▸ Goal
Check every line below for the word "title" and show those that hold it.

▸ Exercise inputs

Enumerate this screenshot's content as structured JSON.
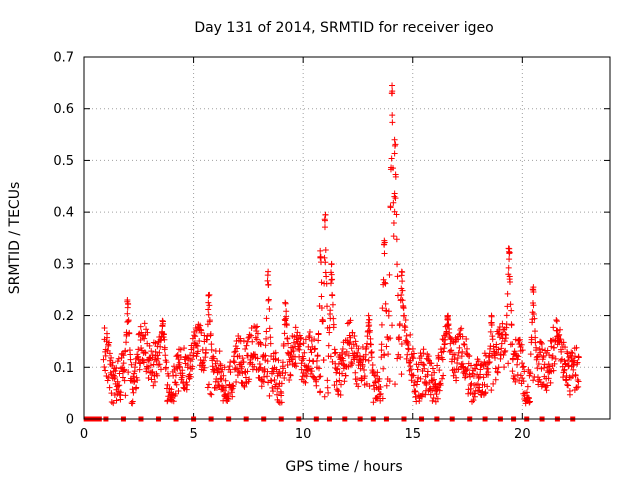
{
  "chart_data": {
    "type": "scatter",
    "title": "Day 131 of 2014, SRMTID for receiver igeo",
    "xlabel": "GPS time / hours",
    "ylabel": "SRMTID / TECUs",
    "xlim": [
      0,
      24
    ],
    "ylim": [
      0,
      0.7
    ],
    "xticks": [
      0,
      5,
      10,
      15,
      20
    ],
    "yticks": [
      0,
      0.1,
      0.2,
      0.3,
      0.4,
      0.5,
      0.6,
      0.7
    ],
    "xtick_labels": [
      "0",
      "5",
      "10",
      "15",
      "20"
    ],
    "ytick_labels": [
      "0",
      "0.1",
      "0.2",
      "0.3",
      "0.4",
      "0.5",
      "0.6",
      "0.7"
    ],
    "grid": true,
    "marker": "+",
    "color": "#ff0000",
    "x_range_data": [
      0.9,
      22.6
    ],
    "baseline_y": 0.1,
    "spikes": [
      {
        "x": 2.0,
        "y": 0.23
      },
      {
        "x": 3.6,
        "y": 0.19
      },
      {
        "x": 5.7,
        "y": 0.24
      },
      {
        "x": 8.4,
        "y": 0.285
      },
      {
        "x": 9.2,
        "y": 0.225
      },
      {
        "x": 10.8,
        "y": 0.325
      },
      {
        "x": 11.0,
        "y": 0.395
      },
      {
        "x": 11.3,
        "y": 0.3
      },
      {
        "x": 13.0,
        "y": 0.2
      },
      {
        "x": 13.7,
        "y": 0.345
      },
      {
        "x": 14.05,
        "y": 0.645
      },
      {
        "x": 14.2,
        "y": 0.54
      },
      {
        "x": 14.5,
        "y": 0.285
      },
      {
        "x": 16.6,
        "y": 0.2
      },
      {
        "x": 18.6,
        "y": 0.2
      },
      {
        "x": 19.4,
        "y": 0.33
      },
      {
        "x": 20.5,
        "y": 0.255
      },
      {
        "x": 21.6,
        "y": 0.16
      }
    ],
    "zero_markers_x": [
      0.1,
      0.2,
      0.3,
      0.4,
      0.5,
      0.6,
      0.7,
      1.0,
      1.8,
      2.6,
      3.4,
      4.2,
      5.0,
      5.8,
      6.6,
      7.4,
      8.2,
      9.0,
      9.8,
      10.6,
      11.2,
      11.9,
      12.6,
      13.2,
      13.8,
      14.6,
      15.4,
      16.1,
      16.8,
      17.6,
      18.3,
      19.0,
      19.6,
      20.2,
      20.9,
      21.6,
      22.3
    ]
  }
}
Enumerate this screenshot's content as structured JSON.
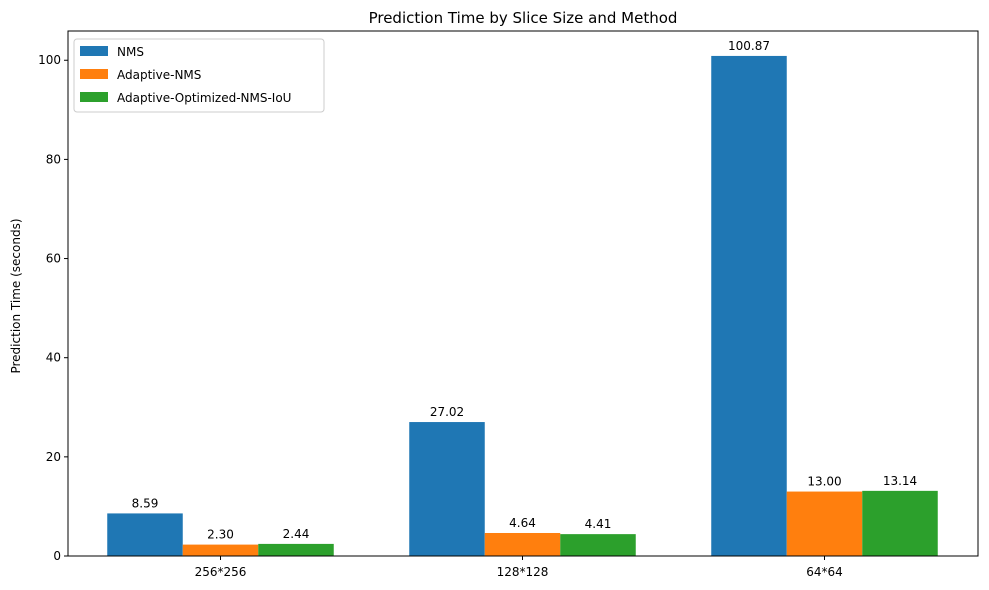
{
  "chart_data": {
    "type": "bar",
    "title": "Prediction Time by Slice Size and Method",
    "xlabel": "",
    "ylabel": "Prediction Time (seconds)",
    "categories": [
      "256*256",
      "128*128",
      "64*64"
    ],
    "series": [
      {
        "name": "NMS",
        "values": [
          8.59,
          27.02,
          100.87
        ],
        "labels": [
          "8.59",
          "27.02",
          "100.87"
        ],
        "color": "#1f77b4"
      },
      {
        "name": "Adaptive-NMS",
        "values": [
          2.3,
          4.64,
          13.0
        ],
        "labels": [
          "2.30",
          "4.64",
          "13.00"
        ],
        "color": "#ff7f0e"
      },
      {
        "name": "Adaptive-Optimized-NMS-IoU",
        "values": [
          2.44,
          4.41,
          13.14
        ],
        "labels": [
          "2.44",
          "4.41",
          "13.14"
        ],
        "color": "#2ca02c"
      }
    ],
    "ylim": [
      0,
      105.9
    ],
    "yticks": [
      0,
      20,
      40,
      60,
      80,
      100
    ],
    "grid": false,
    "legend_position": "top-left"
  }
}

▸ Solved exercise
    "title": "Day 131 of 2014, SRMTID for receiver igeo",
    "title": "Prediction Time by Slice Size and Method",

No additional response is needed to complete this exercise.